▶ [Work required]: Look for the string "toho" in the lines and copy each line that has it.

▶ [Excerpted data]:
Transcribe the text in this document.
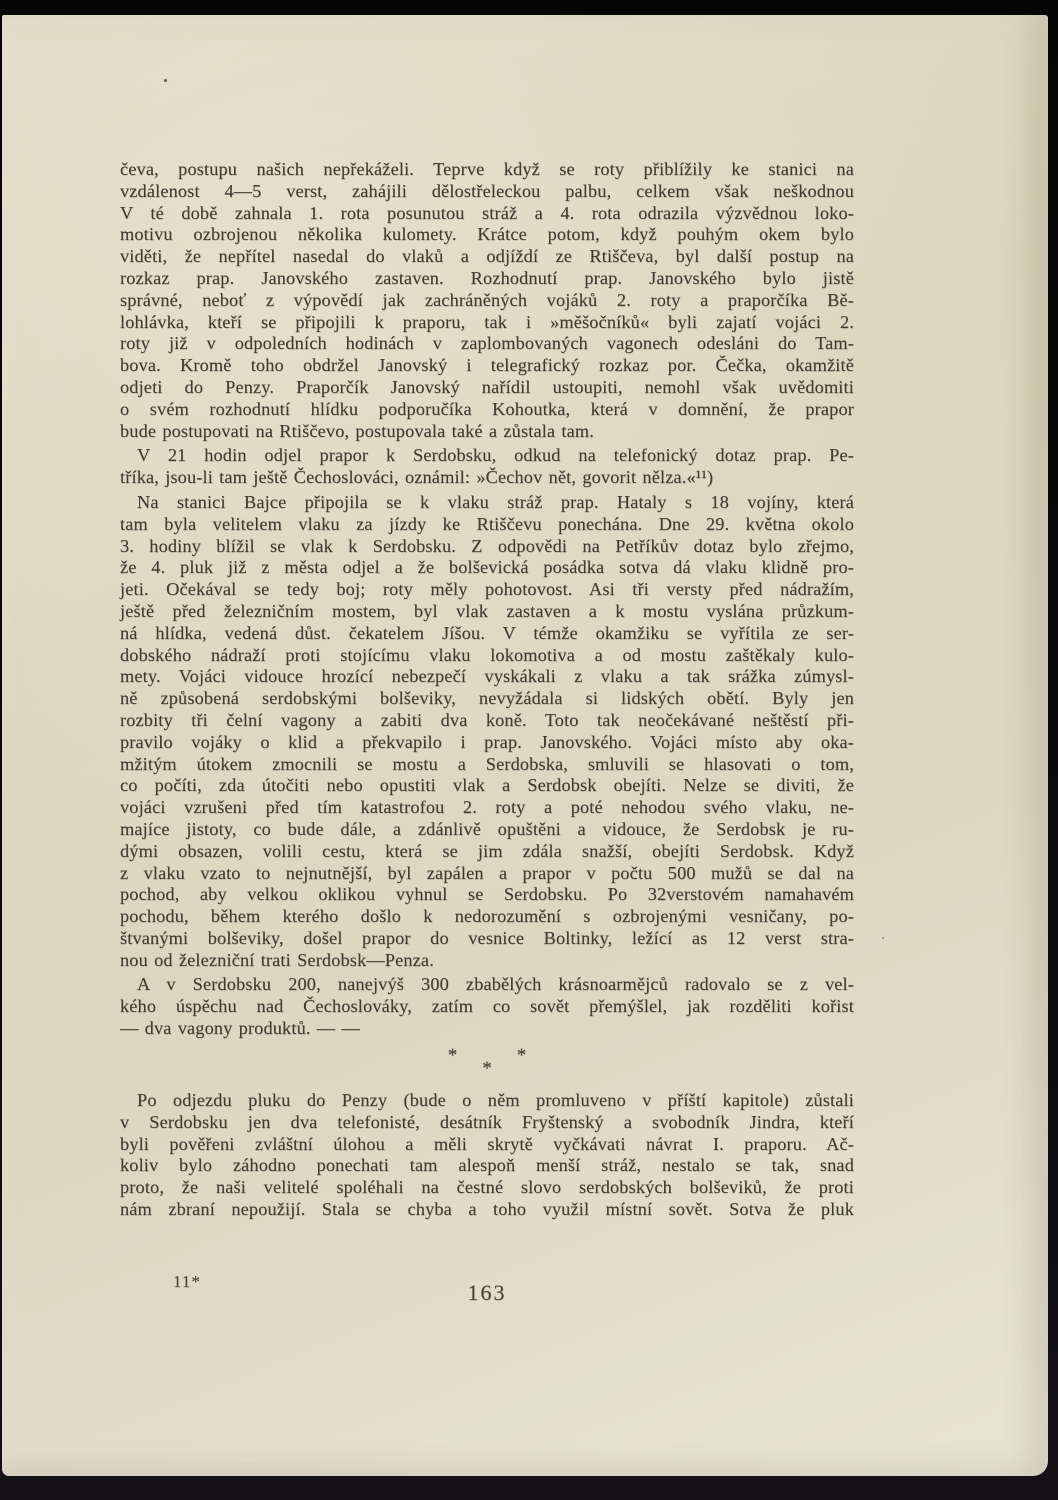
čeva, postupu našich nepřekáželi. Teprve když se roty přiblížily ke stanici na
vzdálenost 4—5 verst, zahájili dělostřeleckou palbu, celkem však neškodnou
V té době zahnala 1. rota posunutou stráž a 4. rota odrazila výzvědnou loko-
motivu ozbrojenou několika kulomety. Krátce potom, když pouhým okem bylo
viděti, že nepřítel nasedal do vlaků a odjíždí ze Rtiščeva, byl další postup na
rozkaz prap. Janovského zastaven. Rozhodnutí prap. Janovského bylo jistě
správné, neboť z výpovědí jak zachráněných vojáků 2. roty a praporčíka Bě-
lohlávka, kteří se připojili k praporu, tak i »měšočníků« byli zajatí vojáci 2.
roty již v odpoledních hodinách v zaplombovaných vagonech odesláni do Tam-
bova. Kromě toho obdržel Janovský i telegrafický rozkaz por. Čečka, okamžitě
odjeti do Penzy. Praporčík Janovský nařídil ustoupiti, nemohl však uvědomiti
o svém rozhodnutí hlídku podporučíka Kohoutka, která v domnění, že prapor
bude postupovati na Rtiščevo, postupovala také a zůstala tam.

V 21 hodin odjel prapor k Serdobsku, odkud na telefonický dotaz prap. Pe-
tříka, jsou-li tam ještě Čechoslováci, oznámil: »Čechov nět, govorit nělza.«¹¹)

Na stanici Bajce připojila se k vlaku stráž prap. Hataly s 18 vojíny, která
tam byla velitelem vlaku za jízdy ke Rtiščevu ponechána. Dne 29. května okolo
3. hodiny blížil se vlak k Serdobsku. Z odpovědi na Petříkův dotaz bylo zřejmo,
že 4. pluk již z města odjel a že bolševická posádka sotva dá vlaku klidně pro-
jeti. Očekával se tedy boj; roty měly pohotovost. Asi tři versty před nádražím,
ještě před železničním mostem, byl vlak zastaven a k mostu vyslána průzkum-
ná hlídka, vedená důst. čekatelem Jíšou. V témže okamžiku se vyřítila ze ser-
dobského nádraží proti stojícímu vlaku lokomotiva a od mostu zaštěkaly kulo-
mety. Vojáci vidouce hrozící nebezpečí vyskákali z vlaku a tak srážka zúmysl-
ně způsobená serdobskými bolševiky, nevyžádala si lidských obětí. Byly jen
rozbity tři čelní vagony a zabiti dva koně. Toto tak neočekávané neštěstí při-
pravilo vojáky o klid a překvapilo i prap. Janovského. Vojáci místo aby oka-
mžitým útokem zmocnili se mostu a Serdobska, smluvili se hlasovati o tom,
co počíti, zda útočiti nebo opustiti vlak a Serdobsk obejíti. Nelze se diviti, že
vojáci vzrušeni před tím katastrofou 2. roty a poté nehodou svého vlaku, ne-
majíce jistoty, co bude dále, a zdánlivě opuštěni a vidouce, že Serdobsk je ru-
dými obsazen, volili cestu, která se jim zdála snažší, obejíti Serdobsk. Když
z vlaku vzato to nejnutnější, byl zapálen a prapor v počtu 500 mužů se dal na
pochod, aby velkou oklikou vyhnul se Serdobsku. Po 32verstovém namahavém
pochodu, během kterého došlo k nedorozumění s ozbrojenými vesničany, po-
štvanými bolševiky, došel prapor do vesnice Boltinky, ležící as 12 verst stra-
nou od železniční trati Serdobsk—Penza.

A v Serdobsku 200, nanejvýš 300 zbabělých krásnoarmějců radovalo se z vel-
kého úspěchu nad Čechoslováky, zatím co sovět přemýšlel, jak rozděliti kořist
— dva vagony produktů. — —

***

Po odjezdu pluku do Penzy (bude o něm promluveno v příští kapitole) zůstali
v Serdobsku jen dva telefonisté, desátník Fryštenský a svobodník Jindra, kteří
byli pověřeni zvláštní úlohou a měli skrytě vyčkávati návrat I. praporu. Ač-
koliv bylo záhodno ponechati tam alespoň menší stráž, nestalo se tak, snad
proto, že naši velitelé spoléhali na čestné slovo serdobských bolševiků, že proti
nám zbraní nepoužijí. Stala se chyba a toho využil místní sovět. Sotva že pluk

11*	163
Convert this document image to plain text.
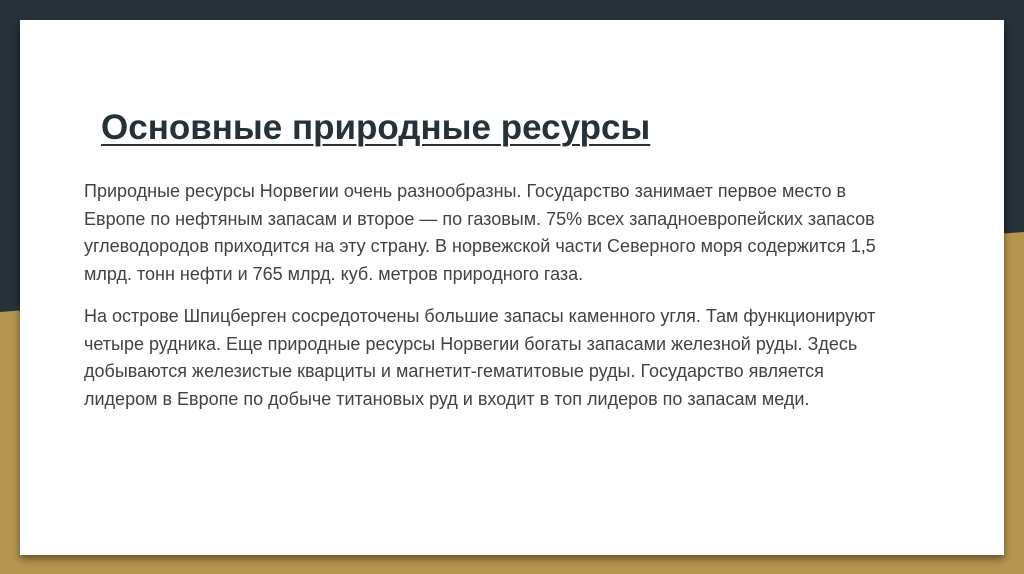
Основные природные ресурсы

Природные ресурсы Норвегии очень разнообразны. Государство занимает первое место в Европе по нефтяным запасам и второе — по газовым. 75% всех западноевропейских запасов углеводородов приходится на эту страну. В норвежской части Северного моря содержится 1,5 млрд. тонн нефти и 765 млрд. куб. метров природного газа.

На острове Шпицберген сосредоточены большие запасы каменного угля. Там функционируют четыре рудника. Еще природные ресурсы Норвегии богаты запасами железной руды. Здесь добываются железистые кварциты и магнетит-гематитовые руды. Государство является лидером в Европе по добыче титановых руд и входит в топ лидеров по запасам меди.
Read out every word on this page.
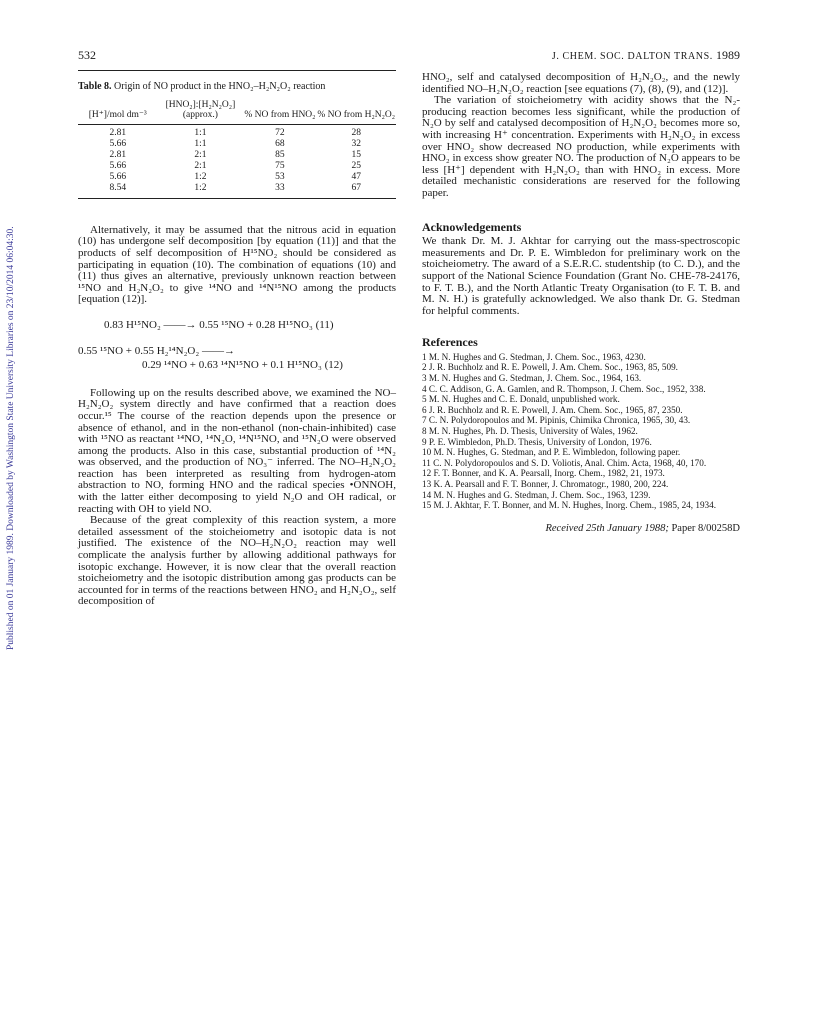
Published on 01 January 1989. Downloaded by Washington State University Libraries on 23/10/2014 06:04:30.
532	J. CHEM. SOC. DALTON TRANS. 1989
Table 8. Origin of NO product in the HNO₂–H₂N₂O₂ reaction
[H⁺]/mol dm⁻³	[HNO₂]:[H₂N₂O₂] (approx.)	% NO from HNO₂	% NO from H₂N₂O₂
2.81	1:1	72	28
5.66	1:1	68	32
2.81	2:1	85	15
5.66	2:1	75	25
5.66	1:2	53	47
8.54	1:2	33	67

Alternatively, it may be assumed that the nitrous acid in equation (10) has undergone self decomposition [by equation (11)] and that the products of self decomposition of H¹⁵NO₂ should be considered as participating in equation (10). The combination of equations (10) and (11) thus gives an alternative, previously unknown reaction between ¹⁵NO and H₂N₂O₂ to give ¹⁴NO and ¹⁴N¹⁵NO among the products [equation (12)].

0.83 H¹⁵NO₂ ——→ 0.55 ¹⁵NO + 0.28 H¹⁵NO₃ (11)
0.55 ¹⁵NO + 0.55 H₂¹⁴N₂O₂ ——→
0.29 ¹⁴NO + 0.63 ¹⁴N¹⁵NO + 0.1 H¹⁵NO₃ (12)

Following up on the results described above, we examined the NO–H₂N₂O₂ system directly and have confirmed that a reaction does occur.¹⁵ The course of the reaction depends upon the presence or absence of ethanol, and in the non-ethanol (non-chain-inhibited) case with ¹⁵NO as reactant ¹⁴NO, ¹⁴N₂O, ¹⁴N¹⁵NO, and ¹⁵N₂O were observed among the products. Also in this case, substantial production of ¹⁴N₂ was observed, and the production of NO₃⁻ inferred. The NO–H₂N₂O₂ reaction has been interpreted as resulting from hydrogen-atom abstraction to NO, forming HNO and the radical species •ONNOH, with the latter either decomposing to yield N₂O and OH radical, or reacting with OH to yield NO.

Because of the great complexity of this reaction system, a more detailed assessment of the stoicheiometry and isotopic data is not justified. The existence of the NO–H₂N₂O₂ reaction may well complicate the analysis further by allowing additional pathways for isotopic exchange. However, it is now clear that the overall reaction stoicheiometry and the isotopic distribution among gas products can be accounted for in terms of the reactions between HNO₂ and H₂N₂O₂, self decomposition of

HNO₂, self and catalysed decomposition of H₂N₂O₂, and the newly identified NO–H₂N₂O₂ reaction [see equations (7), (8), (9), and (12)].

The variation of stoicheiometry with acidity shows that the N₂-producing reaction becomes less significant, while the production of N₂O by self and catalysed decomposition of H₂N₂O₂ becomes more so, with increasing H⁺ concentration. Experiments with H₂N₂O₂ in excess over HNO₂ show decreased NO production, while experiments with HNO₂ in excess show greater NO. The production of N₂O appears to be less [H⁺] dependent with H₂N₂O₂ than with HNO₂ in excess. More detailed mechanistic considerations are reserved for the following paper.

Acknowledgements

We thank Dr. M. J. Akhtar for carrying out the mass-spectroscopic measurements and Dr. P. E. Wimbledon for preliminary work on the stoicheiometry. The award of a S.E.R.C. studentship (to C. D.), and the support of the National Science Foundation (Grant No. CHE-78-24176, to F. T. B.), and the North Atlantic Treaty Organisation (to F. T. B. and M. N. H.) is gratefully acknowledged. We also thank Dr. G. Stedman for helpful comments.

References
1 M. N. Hughes and G. Stedman, J. Chem. Soc., 1963, 4230.
2 J. R. Buchholz and R. E. Powell, J. Am. Chem. Soc., 1963, 85, 509.
3 M. N. Hughes and G. Stedman, J. Chem. Soc., 1964, 163.
4 C. C. Addison, G. A. Gamlen, and R. Thompson, J. Chem. Soc., 1952, 338.
5 M. N. Hughes and C. E. Donald, unpublished work.
6 J. R. Buchholz and R. E. Powell, J. Am. Chem. Soc., 1965, 87, 2350.
7 C. N. Polydoropoulos and M. Pipinis, Chimika Chronica, 1965, 30, 43.
8 M. N. Hughes, Ph. D. Thesis, University of Wales, 1962.
9 P. E. Wimbledon, Ph.D. Thesis, University of London, 1976.
10 M. N. Hughes, G. Stedman, and P. E. Wimbledon, following paper.
11 C. N. Polydoropoulos and S. D. Voliotis, Anal. Chim. Acta, 1968, 40, 170.
12 F. T. Bonner, and K. A. Pearsall, Inorg. Chem., 1982, 21, 1973.
13 K. A. Pearsall and F. T. Bonner, J. Chromatogr., 1980, 200, 224.
14 M. N. Hughes and G. Stedman, J. Chem. Soc., 1963, 1239.
15 M. J. Akhtar, F. T. Bonner, and M. N. Hughes, Inorg. Chem., 1985, 24, 1934.
Received 25th January 1988; Paper 8/00258D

▶ [Exercise result]:
bova. Kromě toho obdržel Janovský i telegrafický rozkaz por. Čečka, okamžitě
nám zbraní nepoužijí. Stala se chyba a toho využil místní sovět. Sotva že pluk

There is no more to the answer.